SOURCE MATERIAL

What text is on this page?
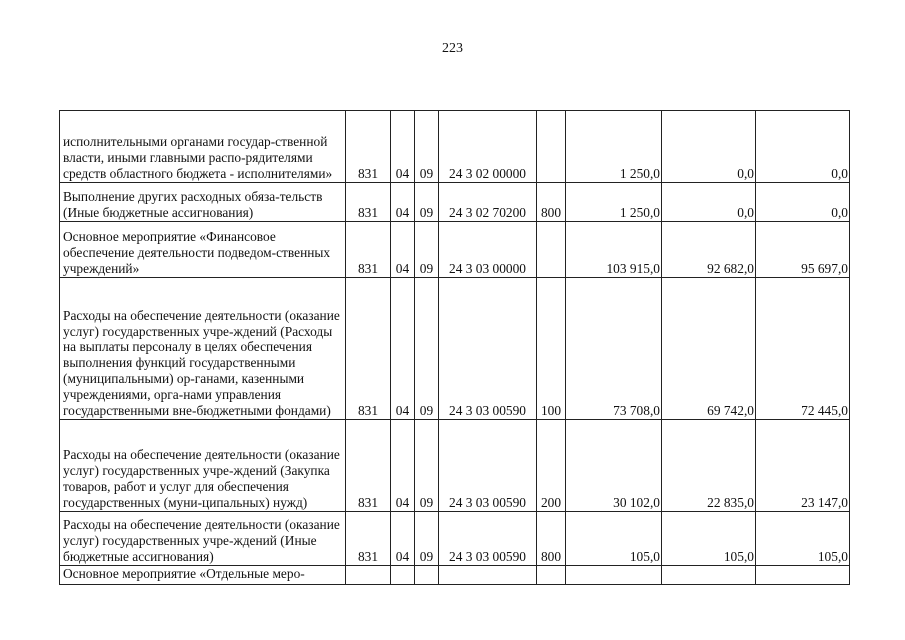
223
исполнительными органами государ-ственной власти, иными главными распо-рядителями средств областного бюджета - исполнителями»	831	04	09	24 3 02 00000		1 250,0	0,0	0,0
Выполнение других расходных обяза-тельств (Иные бюджетные ассигнования)	831	04	09	24 3 02 70200	800	1 250,0	0,0	0,0
Основное мероприятие «Финансовое обеспечение деятельности подведом-ственных учреждений»	831	04	09	24 3 03 00000		103 915,0	92 682,0	95 697,0
Расходы на обеспечение деятельности (оказание услуг) государственных учре-ждений (Расходы на выплаты персоналу в целях обеспечения выполнения функций государственными (муниципальными) ор-ганами, казенными учреждениями, орга-нами управления государственными вне-бюджетными фондами)	831	04	09	24 3 03 00590	100	73 708,0	69 742,0	72 445,0
Расходы на обеспечение деятельности (оказание услуг) государственных учре-ждений (Закупка товаров, работ и услуг для обеспечения государственных (муни-ципальных) нужд)	831	04	09	24 3 03 00590	200	30 102,0	22 835,0	23 147,0
Расходы на обеспечение деятельности (оказание услуг) государственных учре-ждений (Иные бюджетные ассигнования)	831	04	09	24 3 03 00590	800	105,0	105,0	105,0
Основное мероприятие «Отдельные меро-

TASK PROMPT
Quote the listing above in full, except for the pictures.

SOLVED PROBLEM
What text is on this page?
223
исполнительными органами государ-ственной власти, иными главными распо-рядителями средств областного бюджета - исполнителями»	831	04	09	24 3 02 00000		1 250,0	0,0	0,0
Выполнение других расходных обяза-тельств (Иные бюджетные ассигнования)	831	04	09	24 3 02 70200	800	1 250,0	0,0	0,0
Основное мероприятие «Финансовое обеспечение деятельности подведом-ственных учреждений»	831	04	09	24 3 03 00000		103 915,0	92 682,0	95 697,0
Расходы на обеспечение деятельности (оказание услуг) государственных учре-ждений (Расходы на выплаты персоналу в целях обеспечения выполнения функций государственными (муниципальными) ор-ганами, казенными учреждениями, орга-нами управления государственными вне-бюджетными фондами)	831	04	09	24 3 03 00590	100	73 708,0	69 742,0	72 445,0
Расходы на обеспечение деятельности (оказание услуг) государственных учре-ждений (Закупка товаров, работ и услуг для обеспечения государственных (муни-ципальных) нужд)	831	04	09	24 3 03 00590	200	30 102,0	22 835,0	23 147,0
Расходы на обеспечение деятельности (оказание услуг) государственных учре-ждений (Иные бюджетные ассигнования)	831	04	09	24 3 03 00590	800	105,0	105,0	105,0
Основное мероприятие «Отдельные меро-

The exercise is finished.